TASK OBJECTIVE —
Transcribe all of the material exactly.

[Some records]
** BEGIN **

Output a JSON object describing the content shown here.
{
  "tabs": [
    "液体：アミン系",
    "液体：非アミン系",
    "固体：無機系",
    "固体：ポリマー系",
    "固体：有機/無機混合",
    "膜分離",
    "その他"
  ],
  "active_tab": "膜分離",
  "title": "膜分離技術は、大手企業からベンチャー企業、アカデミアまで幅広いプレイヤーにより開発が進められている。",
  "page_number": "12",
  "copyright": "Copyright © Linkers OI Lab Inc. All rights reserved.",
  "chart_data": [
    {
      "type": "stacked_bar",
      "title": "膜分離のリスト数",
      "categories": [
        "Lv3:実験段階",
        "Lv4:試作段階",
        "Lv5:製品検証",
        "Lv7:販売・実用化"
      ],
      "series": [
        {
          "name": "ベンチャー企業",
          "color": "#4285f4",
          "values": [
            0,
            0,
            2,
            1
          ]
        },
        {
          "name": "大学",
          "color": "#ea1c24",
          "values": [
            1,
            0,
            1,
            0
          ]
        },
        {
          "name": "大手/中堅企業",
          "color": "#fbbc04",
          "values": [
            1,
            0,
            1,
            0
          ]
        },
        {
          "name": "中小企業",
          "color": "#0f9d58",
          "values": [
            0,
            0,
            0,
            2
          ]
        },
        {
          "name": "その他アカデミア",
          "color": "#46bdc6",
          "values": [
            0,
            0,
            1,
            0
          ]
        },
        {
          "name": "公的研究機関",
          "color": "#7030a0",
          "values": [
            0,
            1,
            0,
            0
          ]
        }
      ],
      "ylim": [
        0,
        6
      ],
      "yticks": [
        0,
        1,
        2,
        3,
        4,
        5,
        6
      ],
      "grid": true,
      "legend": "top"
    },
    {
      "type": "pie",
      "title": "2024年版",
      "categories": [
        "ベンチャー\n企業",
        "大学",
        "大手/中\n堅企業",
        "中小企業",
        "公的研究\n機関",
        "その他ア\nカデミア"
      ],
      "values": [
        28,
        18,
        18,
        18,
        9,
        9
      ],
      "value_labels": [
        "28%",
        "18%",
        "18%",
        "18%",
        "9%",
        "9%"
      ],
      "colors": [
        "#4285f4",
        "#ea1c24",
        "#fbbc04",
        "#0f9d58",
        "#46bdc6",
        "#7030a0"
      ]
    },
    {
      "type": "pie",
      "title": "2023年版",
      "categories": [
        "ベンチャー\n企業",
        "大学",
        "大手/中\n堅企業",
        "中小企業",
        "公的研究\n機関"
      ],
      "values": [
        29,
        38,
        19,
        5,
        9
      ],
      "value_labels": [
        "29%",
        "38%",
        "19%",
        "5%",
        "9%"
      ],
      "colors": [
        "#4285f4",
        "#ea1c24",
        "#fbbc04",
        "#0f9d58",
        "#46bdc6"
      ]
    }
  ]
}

** END **

SOLUTION BELOW —
Output a JSON object describing the content shown here.
{
  "tabs": [
    "液体：アミン系",
    "液体：非アミン系",
    "固体：無機系",
    "固体：ポリマー系",
    "固体：有機/無機混合",
    "膜分離",
    "その他"
  ],
  "active_tab": "膜分離",
  "title": "膜分離技術は、大手企業からベンチャー企業、アカデミアまで幅広いプレイヤーにより開発が進められている。",
  "page_number": "12",
  "copyright": "Copyright © Linkers OI Lab Inc. All rights reserved.",
  "chart_data": [
    {
      "type": "stacked_bar",
      "title": "膜分離のリスト数",
      "categories": [
        "Lv3:実験段階",
        "Lv4:試作段階",
        "Lv5:製品検証",
        "Lv7:販売・実用化"
      ],
      "series": [
        {
          "name": "ベンチャー企業",
          "color": "#4285f4",
          "values": [
            0,
            0,
            2,
            1
          ]
        },
        {
          "name": "大学",
          "color": "#ea1c24",
          "values": [
            1,
            0,
            1,
            0
          ]
        },
        {
          "name": "大手/中堅企業",
          "color": "#fbbc04",
          "values": [
            1,
            0,
            1,
            0
          ]
        },
        {
          "name": "中小企業",
          "color": "#0f9d58",
          "values": [
            0,
            0,
            0,
            2
          ]
        },
        {
          "name": "その他アカデミア",
          "color": "#46bdc6",
          "values": [
            0,
            0,
            1,
            0
          ]
        },
        {
          "name": "公的研究機関",
          "color": "#7030a0",
          "values": [
            0,
            1,
            0,
            0
          ]
        }
      ],
      "ylim": [
        0,
        6
      ],
      "yticks": [
        0,
        1,
        2,
        3,
        4,
        5,
        6
      ],
      "grid": true,
      "legend": "top"
    },
    {
      "type": "pie",
      "title": "2024年版",
      "categories": [
        "ベンチャー\n企業",
        "大学",
        "大手/中\n堅企業",
        "中小企業",
        "公的研究\n機関",
        "その他ア\nカデミア"
      ],
      "values": [
        28,
        18,
        18,
        18,
        9,
        9
      ],
      "value_labels": [
        "28%",
        "18%",
        "18%",
        "18%",
        "9%",
        "9%"
      ],
      "colors": [
        "#4285f4",
        "#ea1c24",
        "#fbbc04",
        "#0f9d58",
        "#46bdc6",
        "#7030a0"
      ]
    },
    {
      "type": "pie",
      "title": "2023年版",
      "categories": [
        "ベンチャー\n企業",
        "大学",
        "大手/中\n堅企業",
        "中小企業",
        "公的研究\n機関"
      ],
      "values": [
        29,
        38,
        19,
        5,
        9
      ],
      "value_labels": [
        "29%",
        "38%",
        "19%",
        "5%",
        "9%"
      ],
      "colors": [
        "#4285f4",
        "#ea1c24",
        "#fbbc04",
        "#0f9d58",
        "#46bdc6"
      ]
    }
  ]
}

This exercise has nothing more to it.